> _Task requirements_
Echo the part of the entries that opens with the first line and closes with the line containing "new-tab-icon[interactable]: ✛ [436, 30, 449, 49]", both ends included.

==== The data

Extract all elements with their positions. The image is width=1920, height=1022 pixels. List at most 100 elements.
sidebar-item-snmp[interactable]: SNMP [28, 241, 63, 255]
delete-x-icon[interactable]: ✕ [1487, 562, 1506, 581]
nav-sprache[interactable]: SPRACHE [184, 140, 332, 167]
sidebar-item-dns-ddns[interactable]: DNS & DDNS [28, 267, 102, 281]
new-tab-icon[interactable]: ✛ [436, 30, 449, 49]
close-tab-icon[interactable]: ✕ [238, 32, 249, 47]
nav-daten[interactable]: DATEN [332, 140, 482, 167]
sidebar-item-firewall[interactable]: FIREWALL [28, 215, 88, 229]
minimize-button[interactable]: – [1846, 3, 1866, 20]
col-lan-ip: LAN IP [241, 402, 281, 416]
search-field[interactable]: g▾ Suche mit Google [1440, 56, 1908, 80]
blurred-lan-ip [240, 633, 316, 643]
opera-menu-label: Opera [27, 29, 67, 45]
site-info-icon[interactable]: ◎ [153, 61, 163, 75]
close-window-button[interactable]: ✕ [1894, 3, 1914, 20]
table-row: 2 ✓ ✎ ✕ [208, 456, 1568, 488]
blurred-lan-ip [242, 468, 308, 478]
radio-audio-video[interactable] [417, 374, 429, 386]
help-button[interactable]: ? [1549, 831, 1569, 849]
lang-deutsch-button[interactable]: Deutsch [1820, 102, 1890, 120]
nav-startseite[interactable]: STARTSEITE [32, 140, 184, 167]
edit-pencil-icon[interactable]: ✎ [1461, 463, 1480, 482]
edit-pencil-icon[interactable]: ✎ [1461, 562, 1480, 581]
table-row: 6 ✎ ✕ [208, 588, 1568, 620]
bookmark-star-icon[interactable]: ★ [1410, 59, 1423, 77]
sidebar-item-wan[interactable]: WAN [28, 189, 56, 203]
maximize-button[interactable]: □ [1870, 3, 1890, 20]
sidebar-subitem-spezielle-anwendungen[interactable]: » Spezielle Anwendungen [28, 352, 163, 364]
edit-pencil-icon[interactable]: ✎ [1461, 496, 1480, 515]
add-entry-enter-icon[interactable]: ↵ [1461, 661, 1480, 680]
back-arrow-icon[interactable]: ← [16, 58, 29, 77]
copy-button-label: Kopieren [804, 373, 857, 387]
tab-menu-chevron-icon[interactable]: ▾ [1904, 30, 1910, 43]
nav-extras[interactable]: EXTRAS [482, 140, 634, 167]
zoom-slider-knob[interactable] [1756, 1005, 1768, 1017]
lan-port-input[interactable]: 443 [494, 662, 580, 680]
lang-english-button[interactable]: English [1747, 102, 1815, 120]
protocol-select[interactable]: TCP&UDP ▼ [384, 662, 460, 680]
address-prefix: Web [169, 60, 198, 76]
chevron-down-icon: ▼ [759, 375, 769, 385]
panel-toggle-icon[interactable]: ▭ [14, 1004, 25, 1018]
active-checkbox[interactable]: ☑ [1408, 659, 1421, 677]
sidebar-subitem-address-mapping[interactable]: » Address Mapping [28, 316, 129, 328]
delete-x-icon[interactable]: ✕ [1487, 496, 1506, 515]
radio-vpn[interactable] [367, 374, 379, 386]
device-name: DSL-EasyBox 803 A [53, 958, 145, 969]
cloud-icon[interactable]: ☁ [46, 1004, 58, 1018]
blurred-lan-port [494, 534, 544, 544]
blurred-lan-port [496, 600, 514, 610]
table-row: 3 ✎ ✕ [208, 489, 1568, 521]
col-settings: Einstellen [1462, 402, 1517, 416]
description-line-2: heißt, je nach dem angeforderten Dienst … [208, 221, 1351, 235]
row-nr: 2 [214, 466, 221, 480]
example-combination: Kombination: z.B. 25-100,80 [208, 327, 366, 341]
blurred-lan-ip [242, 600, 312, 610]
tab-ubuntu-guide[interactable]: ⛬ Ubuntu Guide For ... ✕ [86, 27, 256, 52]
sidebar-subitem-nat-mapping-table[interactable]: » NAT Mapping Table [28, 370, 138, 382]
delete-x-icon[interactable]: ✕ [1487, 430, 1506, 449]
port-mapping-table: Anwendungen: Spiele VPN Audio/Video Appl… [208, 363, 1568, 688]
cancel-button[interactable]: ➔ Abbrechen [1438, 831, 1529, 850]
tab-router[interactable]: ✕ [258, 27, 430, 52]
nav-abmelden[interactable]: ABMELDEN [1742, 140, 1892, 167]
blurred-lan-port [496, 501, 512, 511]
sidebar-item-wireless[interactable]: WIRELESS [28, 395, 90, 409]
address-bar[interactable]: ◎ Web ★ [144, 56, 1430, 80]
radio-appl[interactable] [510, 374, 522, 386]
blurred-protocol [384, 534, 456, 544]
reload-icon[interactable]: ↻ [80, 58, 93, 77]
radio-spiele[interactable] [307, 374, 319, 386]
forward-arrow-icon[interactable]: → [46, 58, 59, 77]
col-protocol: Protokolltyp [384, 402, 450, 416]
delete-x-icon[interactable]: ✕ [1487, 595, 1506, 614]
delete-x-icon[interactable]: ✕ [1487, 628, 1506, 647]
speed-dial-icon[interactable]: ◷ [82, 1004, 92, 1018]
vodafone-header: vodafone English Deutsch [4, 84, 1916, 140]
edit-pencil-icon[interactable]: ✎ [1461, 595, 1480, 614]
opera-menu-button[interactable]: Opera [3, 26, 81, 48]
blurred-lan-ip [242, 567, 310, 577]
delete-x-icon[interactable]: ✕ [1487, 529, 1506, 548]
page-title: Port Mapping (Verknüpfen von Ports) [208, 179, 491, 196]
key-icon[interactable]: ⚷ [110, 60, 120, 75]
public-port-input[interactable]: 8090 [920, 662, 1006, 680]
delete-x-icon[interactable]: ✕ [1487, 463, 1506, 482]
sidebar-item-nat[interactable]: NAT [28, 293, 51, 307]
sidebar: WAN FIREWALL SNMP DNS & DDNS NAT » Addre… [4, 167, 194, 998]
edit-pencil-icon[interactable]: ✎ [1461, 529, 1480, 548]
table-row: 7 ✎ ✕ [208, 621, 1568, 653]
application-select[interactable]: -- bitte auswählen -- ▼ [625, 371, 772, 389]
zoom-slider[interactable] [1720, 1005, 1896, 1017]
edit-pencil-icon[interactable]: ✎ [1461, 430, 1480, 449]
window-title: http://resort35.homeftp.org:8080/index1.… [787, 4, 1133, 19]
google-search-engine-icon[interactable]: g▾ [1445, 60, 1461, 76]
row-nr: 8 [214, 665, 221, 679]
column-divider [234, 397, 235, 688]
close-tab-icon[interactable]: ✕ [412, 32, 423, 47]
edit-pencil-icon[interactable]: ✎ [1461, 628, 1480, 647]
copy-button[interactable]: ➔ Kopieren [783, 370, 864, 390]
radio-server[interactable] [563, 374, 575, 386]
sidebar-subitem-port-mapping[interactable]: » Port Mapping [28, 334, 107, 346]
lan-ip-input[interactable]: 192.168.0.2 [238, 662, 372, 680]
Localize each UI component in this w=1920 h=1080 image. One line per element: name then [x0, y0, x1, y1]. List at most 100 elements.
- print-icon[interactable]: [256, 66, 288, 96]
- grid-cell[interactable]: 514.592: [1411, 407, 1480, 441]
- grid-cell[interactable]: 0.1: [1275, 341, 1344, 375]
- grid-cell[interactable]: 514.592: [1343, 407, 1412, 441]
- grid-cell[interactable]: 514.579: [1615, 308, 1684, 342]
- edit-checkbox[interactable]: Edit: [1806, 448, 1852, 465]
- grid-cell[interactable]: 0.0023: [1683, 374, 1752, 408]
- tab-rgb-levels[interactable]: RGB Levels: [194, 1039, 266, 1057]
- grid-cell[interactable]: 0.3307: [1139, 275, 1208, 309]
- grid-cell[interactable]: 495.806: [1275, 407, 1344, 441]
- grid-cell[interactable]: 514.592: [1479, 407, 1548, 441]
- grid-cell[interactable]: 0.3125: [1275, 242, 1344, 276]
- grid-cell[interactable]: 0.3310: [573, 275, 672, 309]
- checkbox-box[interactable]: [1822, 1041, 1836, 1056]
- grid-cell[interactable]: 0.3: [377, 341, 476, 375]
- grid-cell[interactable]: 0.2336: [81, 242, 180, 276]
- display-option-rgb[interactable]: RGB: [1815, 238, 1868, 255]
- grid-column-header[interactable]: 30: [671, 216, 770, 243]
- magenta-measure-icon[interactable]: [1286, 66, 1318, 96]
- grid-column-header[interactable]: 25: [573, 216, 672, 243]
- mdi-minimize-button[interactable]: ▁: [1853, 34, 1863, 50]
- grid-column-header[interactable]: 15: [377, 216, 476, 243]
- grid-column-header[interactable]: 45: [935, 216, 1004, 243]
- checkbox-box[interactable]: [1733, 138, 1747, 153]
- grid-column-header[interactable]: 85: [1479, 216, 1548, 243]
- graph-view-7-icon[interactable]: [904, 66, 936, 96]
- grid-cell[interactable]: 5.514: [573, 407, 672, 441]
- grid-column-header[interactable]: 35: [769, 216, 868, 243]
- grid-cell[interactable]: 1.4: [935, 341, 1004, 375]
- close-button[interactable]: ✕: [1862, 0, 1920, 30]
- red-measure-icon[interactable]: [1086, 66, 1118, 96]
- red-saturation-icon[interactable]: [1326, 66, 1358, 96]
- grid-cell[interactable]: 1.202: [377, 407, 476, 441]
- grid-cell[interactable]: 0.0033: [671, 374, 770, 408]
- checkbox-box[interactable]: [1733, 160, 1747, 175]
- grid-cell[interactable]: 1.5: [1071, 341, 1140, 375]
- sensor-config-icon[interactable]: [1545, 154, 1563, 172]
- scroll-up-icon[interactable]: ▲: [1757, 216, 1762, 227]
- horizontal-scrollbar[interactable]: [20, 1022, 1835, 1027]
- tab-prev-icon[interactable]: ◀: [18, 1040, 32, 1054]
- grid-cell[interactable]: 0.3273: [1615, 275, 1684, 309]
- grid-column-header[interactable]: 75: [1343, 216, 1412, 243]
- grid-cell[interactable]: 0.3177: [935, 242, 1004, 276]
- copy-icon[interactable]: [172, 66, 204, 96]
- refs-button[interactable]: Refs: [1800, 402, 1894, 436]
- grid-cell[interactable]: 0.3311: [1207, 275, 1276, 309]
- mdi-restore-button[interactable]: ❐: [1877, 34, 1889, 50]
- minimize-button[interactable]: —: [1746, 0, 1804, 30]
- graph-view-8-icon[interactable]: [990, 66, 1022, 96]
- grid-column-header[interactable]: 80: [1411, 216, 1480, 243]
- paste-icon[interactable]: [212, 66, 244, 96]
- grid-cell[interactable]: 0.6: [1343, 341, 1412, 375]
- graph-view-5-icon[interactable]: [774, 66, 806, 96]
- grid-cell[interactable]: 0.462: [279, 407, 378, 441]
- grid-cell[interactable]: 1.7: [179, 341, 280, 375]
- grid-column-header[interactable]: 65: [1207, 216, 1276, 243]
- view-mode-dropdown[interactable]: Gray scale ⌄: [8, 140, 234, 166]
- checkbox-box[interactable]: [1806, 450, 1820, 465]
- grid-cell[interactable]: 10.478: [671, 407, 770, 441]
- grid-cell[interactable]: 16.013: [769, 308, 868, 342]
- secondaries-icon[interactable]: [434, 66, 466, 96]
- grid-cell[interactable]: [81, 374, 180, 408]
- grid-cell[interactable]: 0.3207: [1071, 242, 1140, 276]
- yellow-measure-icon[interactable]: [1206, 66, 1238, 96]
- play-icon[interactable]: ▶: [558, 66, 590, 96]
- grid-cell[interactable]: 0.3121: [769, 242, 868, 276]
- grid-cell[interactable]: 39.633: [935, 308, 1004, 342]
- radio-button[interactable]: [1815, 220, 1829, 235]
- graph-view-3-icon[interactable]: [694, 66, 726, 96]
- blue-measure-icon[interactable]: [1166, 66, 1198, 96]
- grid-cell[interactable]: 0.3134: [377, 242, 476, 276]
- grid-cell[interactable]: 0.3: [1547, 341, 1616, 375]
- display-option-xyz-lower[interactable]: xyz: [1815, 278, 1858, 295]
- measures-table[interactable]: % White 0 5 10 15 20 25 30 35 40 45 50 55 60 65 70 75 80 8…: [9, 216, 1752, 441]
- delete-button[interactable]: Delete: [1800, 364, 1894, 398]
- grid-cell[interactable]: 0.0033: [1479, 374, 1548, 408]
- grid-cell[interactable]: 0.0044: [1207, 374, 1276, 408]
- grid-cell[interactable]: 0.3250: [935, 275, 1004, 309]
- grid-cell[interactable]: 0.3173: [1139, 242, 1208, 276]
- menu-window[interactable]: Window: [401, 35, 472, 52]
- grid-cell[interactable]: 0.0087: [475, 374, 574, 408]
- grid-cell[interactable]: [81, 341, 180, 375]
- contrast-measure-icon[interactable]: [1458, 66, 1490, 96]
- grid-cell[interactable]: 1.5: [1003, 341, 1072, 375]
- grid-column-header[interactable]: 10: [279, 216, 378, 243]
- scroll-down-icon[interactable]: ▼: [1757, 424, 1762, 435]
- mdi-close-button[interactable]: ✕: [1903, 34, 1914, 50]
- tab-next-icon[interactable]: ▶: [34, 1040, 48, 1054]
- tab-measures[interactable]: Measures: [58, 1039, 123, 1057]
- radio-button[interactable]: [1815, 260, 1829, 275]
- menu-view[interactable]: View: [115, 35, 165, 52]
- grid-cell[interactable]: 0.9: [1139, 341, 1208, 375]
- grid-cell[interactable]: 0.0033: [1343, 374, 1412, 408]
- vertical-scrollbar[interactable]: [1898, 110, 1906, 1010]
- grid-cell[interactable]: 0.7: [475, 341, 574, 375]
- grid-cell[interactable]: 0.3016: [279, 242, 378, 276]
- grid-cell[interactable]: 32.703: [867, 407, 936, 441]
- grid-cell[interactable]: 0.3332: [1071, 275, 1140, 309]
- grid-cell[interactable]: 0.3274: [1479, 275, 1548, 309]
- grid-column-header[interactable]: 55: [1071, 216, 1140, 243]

========

> _Answer below_
Extract all elements with their positions. The image is width=1920, height=1022 pixels. List at most 100 elements.
sidebar-item-snmp[interactable]: SNMP [28, 241, 63, 255]
delete-x-icon[interactable]: ✕ [1487, 562, 1506, 581]
nav-sprache[interactable]: SPRACHE [184, 140, 332, 167]
sidebar-item-dns-ddns[interactable]: DNS & DDNS [28, 267, 102, 281]
new-tab-icon[interactable]: ✛ [436, 30, 449, 49]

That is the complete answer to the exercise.